● **What needs to be done**
Please transcribe the data that follows without the pictures, keeping every word the same.

[Start of Dataset excerpts]

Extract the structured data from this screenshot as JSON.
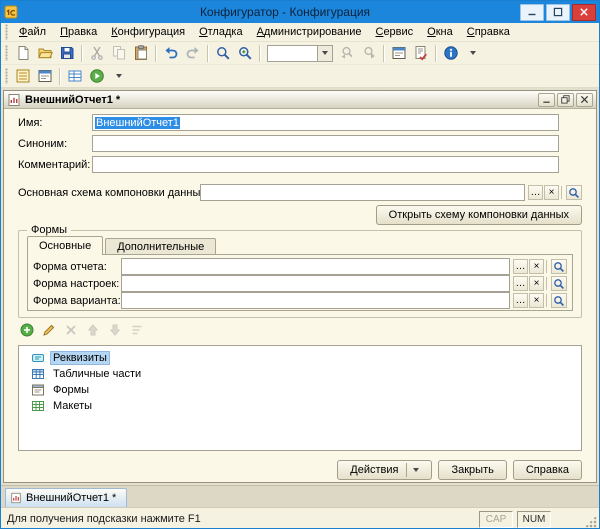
{
  "titlebar": {
    "title": "Конфигуратор - Конфигурация"
  },
  "menu": {
    "items": [
      "Файл",
      "Правка",
      "Конфигурация",
      "Отладка",
      "Администрирование",
      "Сервис",
      "Окна",
      "Справка"
    ]
  },
  "icons": {
    "window": [
      "minimize",
      "maximize",
      "close"
    ],
    "toolbar_main": [
      "new-document",
      "open",
      "save",
      "cut",
      "copy",
      "paste",
      "undo",
      "redo",
      "find",
      "find-options",
      "search-combobox",
      "find-previous",
      "find-next",
      "configuration-window",
      "syntax-check",
      "help-info",
      "toolbar-options"
    ],
    "toolbar_config": [
      "open-configuration",
      "configuration-window",
      "database-grid",
      "start-debugging",
      "toolbar-options"
    ],
    "mini_toolbar": [
      "add",
      "edit",
      "delete",
      "move-up",
      "move-down",
      "sort"
    ],
    "tree": [
      "attribute",
      "tabular-section",
      "form",
      "template"
    ],
    "field": [
      "ellipsis",
      "clear",
      "open-magnifier"
    ]
  },
  "toolbar": {
    "search_combo_value": ""
  },
  "doc": {
    "title": "ВнешнийОтчет1 *",
    "name_label": "Имя:",
    "name_value": "ВнешнийОтчет1",
    "synonym_label": "Синоним:",
    "synonym_value": "",
    "comment_label": "Комментарий:",
    "comment_value": "",
    "schema_label": "Основная схема компоновки данных:",
    "schema_value": "",
    "open_schema_button": "Открыть схему компоновки данных",
    "field_buttons": {
      "ellipsis": "…",
      "clear": "×"
    },
    "forms": {
      "legend": "Формы",
      "tabs": [
        "Основные",
        "Дополнительные"
      ],
      "rows": [
        {
          "label": "Форма отчета:",
          "value": ""
        },
        {
          "label": "Форма настроек:",
          "value": ""
        },
        {
          "label": "Форма варианта:",
          "value": ""
        }
      ]
    },
    "tree": {
      "items": [
        "Реквизиты",
        "Табличные части",
        "Формы",
        "Макеты"
      ],
      "selected": "Реквизиты"
    },
    "buttons": {
      "actions": "Действия",
      "close": "Закрыть",
      "help": "Справка"
    }
  },
  "taskbar": {
    "active_tab": "ВнешнийОтчет1 *"
  },
  "statusbar": {
    "hint": "Для получения подсказки нажмите F1",
    "cap": "CAP",
    "num": "NUM"
  },
  "colors": {
    "titlebar": "#1C86DC",
    "chrome_bg": "#F6F2E2",
    "content_bg": "#FBF8E8",
    "selection": "#2E8DE5",
    "tree_selection": "#B5D6F2"
  }
}
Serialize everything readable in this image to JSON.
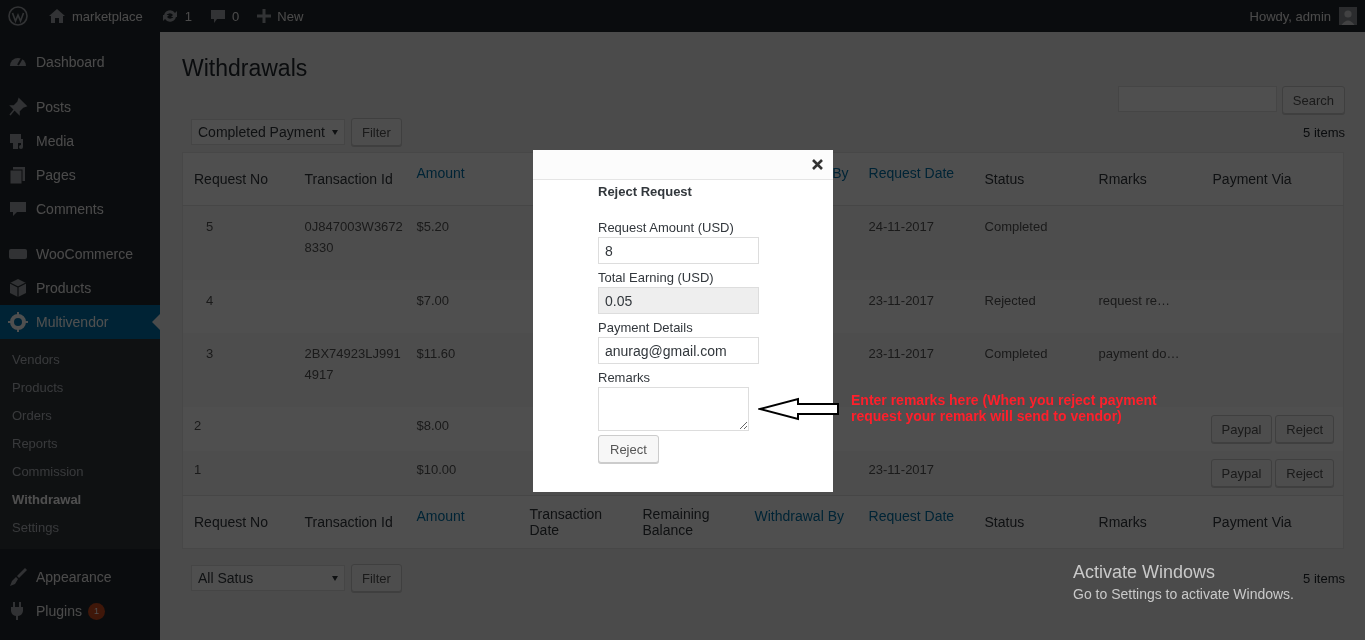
{
  "admin_bar": {
    "items": [
      {
        "kind": "logo"
      },
      {
        "kind": "site",
        "label": "marketplace"
      },
      {
        "kind": "updates",
        "label": "1"
      },
      {
        "kind": "comments",
        "label": "0"
      },
      {
        "kind": "new",
        "label": "New"
      }
    ],
    "greeting": "Howdy, admin"
  },
  "sidebar": {
    "groups": [
      [
        {
          "label": "Dashboard",
          "selected": false
        }
      ],
      [
        {
          "label": "Posts",
          "selected": false
        },
        {
          "label": "Media",
          "selected": false
        },
        {
          "label": "Pages",
          "selected": false
        },
        {
          "label": "Comments",
          "selected": false
        }
      ],
      [
        {
          "label": "WooCommerce",
          "selected": false
        },
        {
          "label": "Products",
          "selected": false
        },
        {
          "label": "Multivendor",
          "selected": true,
          "children": [
            {
              "label": "Vendors",
              "selected": false
            },
            {
              "label": "Products",
              "selected": false
            },
            {
              "label": "Orders",
              "selected": false
            },
            {
              "label": "Reports",
              "selected": false
            },
            {
              "label": "Commission",
              "selected": false
            },
            {
              "label": "Withdrawal",
              "selected": true
            },
            {
              "label": "Settings",
              "selected": false
            }
          ]
        }
      ],
      [
        {
          "label": "Appearance",
          "selected": false
        },
        {
          "label": "Plugins",
          "selected": false,
          "badge": "1"
        }
      ]
    ]
  },
  "page_title": "Withdrawals",
  "search": {
    "button": "Search"
  },
  "top_nav": {
    "filter_value": "Completed Payment",
    "filter_button": "Filter",
    "count": "5 items"
  },
  "table": {
    "header": [
      {
        "kind": "label",
        "label": "Request No",
        "sortable": false
      },
      {
        "kind": "label",
        "label": "Transaction Id",
        "sortable": false
      },
      {
        "kind": "label",
        "label": "Amount",
        "sortable": true
      },
      {
        "kind": "cut",
        "label": "By",
        "sortable": true
      },
      {
        "kind": "label",
        "label": "Request Date",
        "sortable": true
      },
      {
        "kind": "label",
        "label": "Status",
        "sortable": false
      },
      {
        "kind": "label",
        "label": "Rmarks",
        "sortable": false
      },
      {
        "kind": "label",
        "label": "Payment Via",
        "sortable": false
      }
    ],
    "rows": [
      {
        "request_no": "5",
        "transaction_id": "0J847003W36728330",
        "amount": "$5.20",
        "request_date": "24-11-2017",
        "status": "Completed"
      },
      {
        "request_no": "4",
        "amount": "$7.00",
        "request_date": "23-11-2017",
        "status": "Rejected",
        "remarks": "request re…"
      },
      {
        "request_no": "3",
        "transaction_id": "2BX74923LJ9914917",
        "amount": "$11.60",
        "request_date": "23-11-2017",
        "status": "Completed",
        "remarks": "payment do…"
      },
      {
        "request_no": "2",
        "amount": "$8.00",
        "actions": [
          "Paypal",
          "Reject"
        ]
      },
      {
        "request_no": "1",
        "amount": "$10.00",
        "request_date": "23-11-2017",
        "actions": [
          "Paypal",
          "Reject"
        ]
      }
    ],
    "footer": [
      {
        "label": "Request No",
        "sortable": false
      },
      {
        "label": "Transaction Id",
        "sortable": false
      },
      {
        "label": "Amount",
        "sortable": true
      },
      {
        "label": "Transaction Date",
        "sortable": false
      },
      {
        "label": "Remaining Balance",
        "sortable": false
      },
      {
        "label": "Withdrawal By",
        "sortable": true
      },
      {
        "label": "Request Date",
        "sortable": true
      },
      {
        "label": "Status",
        "sortable": false
      },
      {
        "label": "Rmarks",
        "sortable": false
      },
      {
        "label": "Payment Via",
        "sortable": false
      }
    ]
  },
  "bottom_nav": {
    "filter_value": "All Satus",
    "filter_button": "Filter",
    "count": "5 items"
  },
  "modal": {
    "title": "Reject Request",
    "fields": [
      {
        "kind": "input",
        "label": "Request Amount (USD)",
        "value": "8",
        "readonly": false
      },
      {
        "kind": "input",
        "label": "Total Earning (USD)",
        "value": "0.05",
        "readonly": true
      },
      {
        "kind": "input",
        "label": "Payment Details",
        "value": "anurag@gmail.com",
        "readonly": false
      },
      {
        "kind": "textarea",
        "label": "Remarks",
        "readonly": false
      }
    ],
    "button": "Reject"
  },
  "annotation": {
    "text": "Enter remarks here (When you reject payment request your remark will send to vendor)"
  },
  "os_notice": {
    "title": "Activate Windows",
    "text": "Go to Settings to activate Windows."
  }
}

[End of Dataset excerpts]

● **The result**
Extract the structured data from this screenshot as JSON.
{
  "titlebar": {
    "title": "Конфигуратор - Конфигурация"
  },
  "menu": {
    "items": [
      "Файл",
      "Правка",
      "Конфигурация",
      "Отладка",
      "Администрирование",
      "Сервис",
      "Окна",
      "Справка"
    ]
  },
  "icons": {
    "window": [
      "minimize",
      "maximize",
      "close"
    ],
    "toolbar_main": [
      "new-document",
      "open",
      "save",
      "cut",
      "copy",
      "paste",
      "undo",
      "redo",
      "find",
      "find-options",
      "search-combobox",
      "find-previous",
      "find-next",
      "configuration-window",
      "syntax-check",
      "help-info",
      "toolbar-options"
    ],
    "toolbar_config": [
      "open-configuration",
      "configuration-window",
      "database-grid",
      "start-debugging",
      "toolbar-options"
    ],
    "mini_toolbar": [
      "add",
      "edit",
      "delete",
      "move-up",
      "move-down",
      "sort"
    ],
    "tree": [
      "attribute",
      "tabular-section",
      "form",
      "template"
    ],
    "field": [
      "ellipsis",
      "clear",
      "open-magnifier"
    ]
  },
  "toolbar": {
    "search_combo_value": ""
  },
  "doc": {
    "title": "ВнешнийОтчет1 *",
    "name_label": "Имя:",
    "name_value": "ВнешнийОтчет1",
    "synonym_label": "Синоним:",
    "synonym_value": "",
    "comment_label": "Комментарий:",
    "comment_value": "",
    "schema_label": "Основная схема компоновки данных:",
    "schema_value": "",
    "open_schema_button": "Открыть схему компоновки данных",
    "field_buttons": {
      "ellipsis": "…",
      "clear": "×"
    },
    "forms": {
      "legend": "Формы",
      "tabs": [
        "Основные",
        "Дополнительные"
      ],
      "rows": [
        {
          "label": "Форма отчета:",
          "value": ""
        },
        {
          "label": "Форма настроек:",
          "value": ""
        },
        {
          "label": "Форма варианта:",
          "value": ""
        }
      ]
    },
    "tree": {
      "items": [
        "Реквизиты",
        "Табличные части",
        "Формы",
        "Макеты"
      ],
      "selected": "Реквизиты"
    },
    "buttons": {
      "actions": "Действия",
      "close": "Закрыть",
      "help": "Справка"
    }
  },
  "taskbar": {
    "active_tab": "ВнешнийОтчет1 *"
  },
  "statusbar": {
    "hint": "Для получения подсказки нажмите F1",
    "cap": "CAP",
    "num": "NUM"
  },
  "colors": {
    "titlebar": "#1C86DC",
    "chrome_bg": "#F6F2E2",
    "content_bg": "#FBF8E8",
    "selection": "#2E8DE5",
    "tree_selection": "#B5D6F2"
  }
}
Serialize everything readable in this image to JSON.
{
  "admin_bar": {
    "items": [
      {
        "kind": "logo"
      },
      {
        "kind": "site",
        "label": "marketplace"
      },
      {
        "kind": "updates",
        "label": "1"
      },
      {
        "kind": "comments",
        "label": "0"
      },
      {
        "kind": "new",
        "label": "New"
      }
    ],
    "greeting": "Howdy, admin"
  },
  "sidebar": {
    "groups": [
      [
        {
          "label": "Dashboard",
          "selected": false
        }
      ],
      [
        {
          "label": "Posts",
          "selected": false
        },
        {
          "label": "Media",
          "selected": false
        },
        {
          "label": "Pages",
          "selected": false
        },
        {
          "label": "Comments",
          "selected": false
        }
      ],
      [
        {
          "label": "WooCommerce",
          "selected": false
        },
        {
          "label": "Products",
          "selected": false
        },
        {
          "label": "Multivendor",
          "selected": true,
          "children": [
            {
              "label": "Vendors",
              "selected": false
            },
            {
              "label": "Products",
              "selected": false
            },
            {
              "label": "Orders",
              "selected": false
            },
            {
              "label": "Reports",
              "selected": false
            },
            {
              "label": "Commission",
              "selected": false
            },
            {
              "label": "Withdrawal",
              "selected": true
            },
            {
              "label": "Settings",
              "selected": false
            }
          ]
        }
      ],
      [
        {
          "label": "Appearance",
          "selected": false
        },
        {
          "label": "Plugins",
          "selected": false,
          "badge": "1"
        }
      ]
    ]
  },
  "page_title": "Withdrawals",
  "search": {
    "button": "Search"
  },
  "top_nav": {
    "filter_value": "Completed Payment",
    "filter_button": "Filter",
    "count": "5 items"
  },
  "table": {
    "header": [
      {
        "kind": "label",
        "label": "Request No",
        "sortable": false
      },
      {
        "kind": "label",
        "label": "Transaction Id",
        "sortable": false
      },
      {
        "kind": "label",
        "label": "Amount",
        "sortable": true
      },
      {
        "kind": "cut",
        "label": "By",
        "sortable": true
      },
      {
        "kind": "label",
        "label": "Request Date",
        "sortable": true
      },
      {
        "kind": "label",
        "label": "Status",
        "sortable": false
      },
      {
        "kind": "label",
        "label": "Rmarks",
        "sortable": false
      },
      {
        "kind": "label",
        "label": "Payment Via",
        "sortable": false
      }
    ],
    "rows": [
      {
        "request_no": "5",
        "transaction_id": "0J847003W36728330",
        "amount": "$5.20",
        "request_date": "24-11-2017",
        "status": "Completed"
      },
      {
        "request_no": "4",
        "amount": "$7.00",
        "request_date": "23-11-2017",
        "status": "Rejected",
        "remarks": "request re…"
      },
      {
        "request_no": "3",
        "transaction_id": "2BX74923LJ9914917",
        "amount": "$11.60",
        "request_date": "23-11-2017",
        "status": "Completed",
        "remarks": "payment do…"
      },
      {
        "request_no": "2",
        "amount": "$8.00",
        "actions": [
          "Paypal",
          "Reject"
        ]
      },
      {
        "request_no": "1",
        "amount": "$10.00",
        "request_date": "23-11-2017",
        "actions": [
          "Paypal",
          "Reject"
        ]
      }
    ],
    "footer": [
      {
        "label": "Request No",
        "sortable": false
      },
      {
        "label": "Transaction Id",
        "sortable": false
      },
      {
        "label": "Amount",
        "sortable": true
      },
      {
        "label": "Transaction Date",
        "sortable": false
      },
      {
        "label": "Remaining Balance",
        "sortable": false
      },
      {
        "label": "Withdrawal By",
        "sortable": true
      },
      {
        "label": "Request Date",
        "sortable": true
      },
      {
        "label": "Status",
        "sortable": false
      },
      {
        "label": "Rmarks",
        "sortable": false
      },
      {
        "label": "Payment Via",
        "sortable": false
      }
    ]
  },
  "bottom_nav": {
    "filter_value": "All Satus",
    "filter_button": "Filter",
    "count": "5 items"
  },
  "modal": {
    "title": "Reject Request",
    "fields": [
      {
        "kind": "input",
        "label": "Request Amount (USD)",
        "value": "8",
        "readonly": false
      },
      {
        "kind": "input",
        "label": "Total Earning (USD)",
        "value": "0.05",
        "readonly": true
      },
      {
        "kind": "input",
        "label": "Payment Details",
        "value": "anurag@gmail.com",
        "readonly": false
      },
      {
        "kind": "textarea",
        "label": "Remarks",
        "readonly": false
      }
    ],
    "button": "Reject"
  },
  "annotation": {
    "text": "Enter remarks here (When you reject payment request your remark will send to vendor)"
  },
  "os_notice": {
    "title": "Activate Windows",
    "text": "Go to Settings to activate Windows."
  }
}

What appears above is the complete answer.